[START Task input]
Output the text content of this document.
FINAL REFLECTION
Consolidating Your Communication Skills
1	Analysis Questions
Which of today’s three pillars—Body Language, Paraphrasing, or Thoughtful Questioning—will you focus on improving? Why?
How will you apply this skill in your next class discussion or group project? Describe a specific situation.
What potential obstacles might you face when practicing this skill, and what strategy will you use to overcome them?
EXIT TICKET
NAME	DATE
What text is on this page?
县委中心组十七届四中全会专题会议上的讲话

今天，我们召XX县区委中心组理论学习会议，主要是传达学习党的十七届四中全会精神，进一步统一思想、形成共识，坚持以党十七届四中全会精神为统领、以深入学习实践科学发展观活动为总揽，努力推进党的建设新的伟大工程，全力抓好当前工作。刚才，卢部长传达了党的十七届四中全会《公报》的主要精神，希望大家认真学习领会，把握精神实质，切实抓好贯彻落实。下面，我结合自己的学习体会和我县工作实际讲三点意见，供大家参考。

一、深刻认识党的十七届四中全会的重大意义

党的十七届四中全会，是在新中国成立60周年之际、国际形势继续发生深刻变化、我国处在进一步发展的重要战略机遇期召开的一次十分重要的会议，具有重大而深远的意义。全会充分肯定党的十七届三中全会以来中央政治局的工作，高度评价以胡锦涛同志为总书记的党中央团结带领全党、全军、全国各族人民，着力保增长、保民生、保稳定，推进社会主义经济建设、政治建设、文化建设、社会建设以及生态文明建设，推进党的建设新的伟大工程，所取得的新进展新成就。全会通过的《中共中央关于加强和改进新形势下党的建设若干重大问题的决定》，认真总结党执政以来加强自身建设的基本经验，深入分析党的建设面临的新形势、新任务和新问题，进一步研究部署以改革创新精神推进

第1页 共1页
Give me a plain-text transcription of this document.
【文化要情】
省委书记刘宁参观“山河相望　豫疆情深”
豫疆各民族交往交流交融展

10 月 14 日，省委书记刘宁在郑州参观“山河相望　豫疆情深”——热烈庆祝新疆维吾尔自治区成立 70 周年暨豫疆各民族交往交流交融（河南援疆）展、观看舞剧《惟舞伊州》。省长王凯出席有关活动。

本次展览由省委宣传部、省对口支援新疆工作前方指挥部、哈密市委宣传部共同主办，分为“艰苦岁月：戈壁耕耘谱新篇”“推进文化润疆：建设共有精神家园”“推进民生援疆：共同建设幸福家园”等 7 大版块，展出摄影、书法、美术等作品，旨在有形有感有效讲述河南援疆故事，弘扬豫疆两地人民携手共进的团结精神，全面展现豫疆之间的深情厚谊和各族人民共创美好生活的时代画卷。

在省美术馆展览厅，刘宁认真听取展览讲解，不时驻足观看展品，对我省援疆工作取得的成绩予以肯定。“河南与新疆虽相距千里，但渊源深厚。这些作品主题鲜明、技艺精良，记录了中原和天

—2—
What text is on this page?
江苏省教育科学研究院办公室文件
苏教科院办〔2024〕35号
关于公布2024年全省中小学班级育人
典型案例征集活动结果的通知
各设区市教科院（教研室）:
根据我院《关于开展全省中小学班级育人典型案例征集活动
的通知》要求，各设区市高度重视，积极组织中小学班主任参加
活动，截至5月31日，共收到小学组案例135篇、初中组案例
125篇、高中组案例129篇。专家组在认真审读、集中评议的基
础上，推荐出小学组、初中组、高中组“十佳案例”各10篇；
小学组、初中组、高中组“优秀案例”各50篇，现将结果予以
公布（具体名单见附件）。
[END Task input]
■ **Exercise objective**: Take the material above and return all of it exactly.

■ **Reply to the exercise**:
Output the text content of this document.
FINAL REFLECTION
Consolidating Your Communication Skills
1	Analysis Questions
Which of today’s three pillars—Body Language, Paraphrasing, or Thoughtful Questioning—will you focus on improving? Why?
How will you apply this skill in your next class discussion or group project? Describe a specific situation.
What potential obstacles might you face when practicing this skill, and what strategy will you use to overcome them?
EXIT TICKET
NAME	DATE
What text is on this page?
县委中心组十七届四中全会专题会议上的讲话

今天，我们召XX县区委中心组理论学习会议，主要是传达学习党的十七届四中全会精神，进一步统一思想、形成共识，坚持以党十七届四中全会精神为统领、以深入学习实践科学发展观活动为总揽，努力推进党的建设新的伟大工程，全力抓好当前工作。刚才，卢部长传达了党的十七届四中全会《公报》的主要精神，希望大家认真学习领会，把握精神实质，切实抓好贯彻落实。下面，我结合自己的学习体会和我县工作实际讲三点意见，供大家参考。

一、深刻认识党的十七届四中全会的重大意义

党的十七届四中全会，是在新中国成立60周年之际、国际形势继续发生深刻变化、我国处在进一步发展的重要战略机遇期召开的一次十分重要的会议，具有重大而深远的意义。全会充分肯定党的十七届三中全会以来中央政治局的工作，高度评价以胡锦涛同志为总书记的党中央团结带领全党、全军、全国各族人民，着力保增长、保民生、保稳定，推进社会主义经济建设、政治建设、文化建设、社会建设以及生态文明建设，推进党的建设新的伟大工程，所取得的新进展新成就。全会通过的《中共中央关于加强和改进新形势下党的建设若干重大问题的决定》，认真总结党执政以来加强自身建设的基本经验，深入分析党的建设面临的新形势、新任务和新问题，进一步研究部署以改革创新精神推进

第1页 共1页
Give me a plain-text transcription of this document.
【文化要情】
省委书记刘宁参观“山河相望　豫疆情深”
豫疆各民族交往交流交融展

10 月 14 日，省委书记刘宁在郑州参观“山河相望　豫疆情深”——热烈庆祝新疆维吾尔自治区成立 70 周年暨豫疆各民族交往交流交融（河南援疆）展、观看舞剧《惟舞伊州》。省长王凯出席有关活动。

本次展览由省委宣传部、省对口支援新疆工作前方指挥部、哈密市委宣传部共同主办，分为“艰苦岁月：戈壁耕耘谱新篇”“推进文化润疆：建设共有精神家园”“推进民生援疆：共同建设幸福家园”等 7 大版块，展出摄影、书法、美术等作品，旨在有形有感有效讲述河南援疆故事，弘扬豫疆两地人民携手共进的团结精神，全面展现豫疆之间的深情厚谊和各族人民共创美好生活的时代画卷。

在省美术馆展览厅，刘宁认真听取展览讲解，不时驻足观看展品，对我省援疆工作取得的成绩予以肯定。“河南与新疆虽相距千里，但渊源深厚。这些作品主题鲜明、技艺精良，记录了中原和天

—2—
What text is on this page?
江苏省教育科学研究院办公室文件
苏教科院办〔2024〕35号
关于公布2024年全省中小学班级育人
典型案例征集活动结果的通知
各设区市教科院（教研室）:
根据我院《关于开展全省中小学班级育人典型案例征集活动
的通知》要求，各设区市高度重视，积极组织中小学班主任参加
活动，截至5月31日，共收到小学组案例135篇、初中组案例
125篇、高中组案例129篇。专家组在认真审读、集中评议的基
础上，推荐出小学组、初中组、高中组“十佳案例”各10篇；
小学组、初中组、高中组“优秀案例”各50篇，现将结果予以
公布（具体名单见附件）。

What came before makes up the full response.